**Task to carry out**
Which lines hold the word "ylabel"? Copy each one.

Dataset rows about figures

* Begin *

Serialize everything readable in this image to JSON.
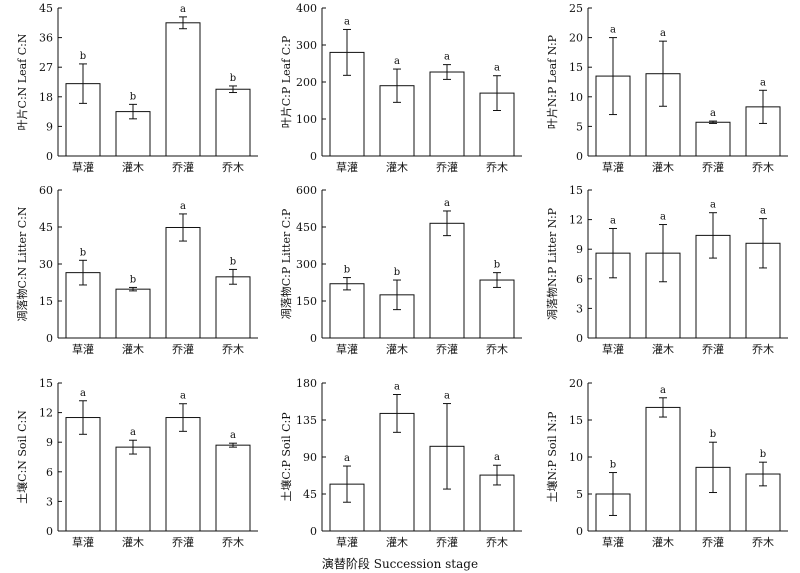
{
  "x_title": "演替阶段  Succession stage",
  "categories": [
    "草灌",
    "灌木",
    "乔灌",
    "乔木"
  ],
  "chart_data": [
    {
      "type": "bar",
      "ylabel": "叶片C:N Leaf C:N",
      "ylim": [
        0,
        45
      ],
      "yticks": [
        0,
        9,
        18,
        27,
        36,
        45
      ],
      "values": [
        22,
        13.5,
        40.5,
        20.3
      ],
      "errors": [
        6,
        2.2,
        1.8,
        1
      ],
      "letters": [
        "b",
        "b",
        "a",
        "b"
      ]
    },
    {
      "type": "bar",
      "ylabel": "叶片C:P Leaf C:P",
      "ylim": [
        0,
        400
      ],
      "yticks": [
        0,
        100,
        200,
        300,
        400
      ],
      "values": [
        280,
        190,
        227,
        170
      ],
      "errors": [
        62,
        45,
        20,
        47
      ],
      "letters": [
        "a",
        "a",
        "a",
        "a"
      ]
    },
    {
      "type": "bar",
      "ylabel": "叶片N:P Leaf N:P",
      "ylim": [
        0,
        25
      ],
      "yticks": [
        0,
        5,
        10,
        15,
        20,
        25
      ],
      "values": [
        13.5,
        13.9,
        5.7,
        8.3
      ],
      "errors": [
        6.5,
        5.5,
        0.2,
        2.8
      ],
      "letters": [
        "a",
        "a",
        "a",
        "a"
      ]
    },
    {
      "type": "bar",
      "ylabel": "凋落物C:N Litter C:N",
      "ylim": [
        0,
        60
      ],
      "yticks": [
        0,
        15,
        30,
        45,
        60
      ],
      "values": [
        26.5,
        19.8,
        44.8,
        24.8
      ],
      "errors": [
        5,
        0.7,
        5.5,
        3
      ],
      "letters": [
        "b",
        "b",
        "a",
        "b"
      ]
    },
    {
      "type": "bar",
      "ylabel": "凋落物C:P Litter C:P",
      "ylim": [
        0,
        600
      ],
      "yticks": [
        0,
        150,
        300,
        450,
        600
      ],
      "values": [
        220,
        175,
        465,
        235
      ],
      "errors": [
        25,
        60,
        50,
        30
      ],
      "letters": [
        "b",
        "b",
        "a",
        "b"
      ]
    },
    {
      "type": "bar",
      "ylabel": "凋落物N:P Litter N:P",
      "ylim": [
        0,
        15
      ],
      "yticks": [
        0,
        3,
        6,
        9,
        12,
        15
      ],
      "values": [
        8.6,
        8.6,
        10.4,
        9.6
      ],
      "errors": [
        2.5,
        2.9,
        2.3,
        2.5
      ],
      "letters": [
        "a",
        "a",
        "a",
        "a"
      ]
    },
    {
      "type": "bar",
      "ylabel": "土壤C:N Soil C:N",
      "ylim": [
        0,
        15
      ],
      "yticks": [
        0,
        3,
        6,
        9,
        12,
        15
      ],
      "values": [
        11.5,
        8.5,
        11.5,
        8.7
      ],
      "errors": [
        1.7,
        0.7,
        1.4,
        0.2
      ],
      "letters": [
        "a",
        "a",
        "a",
        "a"
      ]
    },
    {
      "type": "bar",
      "ylabel": "土壤C:P Soil C:P",
      "ylim": [
        0,
        180
      ],
      "yticks": [
        0,
        45,
        90,
        135,
        180
      ],
      "values": [
        57,
        143,
        103,
        68
      ],
      "errors": [
        22,
        23,
        52,
        12
      ],
      "letters": [
        "a",
        "a",
        "a",
        "a"
      ]
    },
    {
      "type": "bar",
      "ylabel": "土壤N:P Soil N:P",
      "ylim": [
        0,
        20
      ],
      "yticks": [
        0,
        5,
        10,
        15,
        20
      ],
      "values": [
        5,
        16.7,
        8.6,
        7.7
      ],
      "errors": [
        2.9,
        1.3,
        3.4,
        1.6
      ],
      "letters": [
        "b",
        "a",
        "b",
        "b"
      ]
    }
  ]
}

* End *

**Output for this exercise**
      "ylabel": "叶片C:N Leaf C:N",
      "ylabel": "叶片C:P Leaf C:P",
      "ylabel": "叶片N:P Leaf N:P",
      "ylabel": "凋落物C:N Litter C:N",
      "ylabel": "凋落物C:P Litter C:P",
      "ylabel": "凋落物N:P Litter N:P",
      "ylabel": "土壤C:N Soil C:N",
      "ylabel": "土壤C:P Soil C:P",
      "ylabel": "土壤N:P Soil N:P",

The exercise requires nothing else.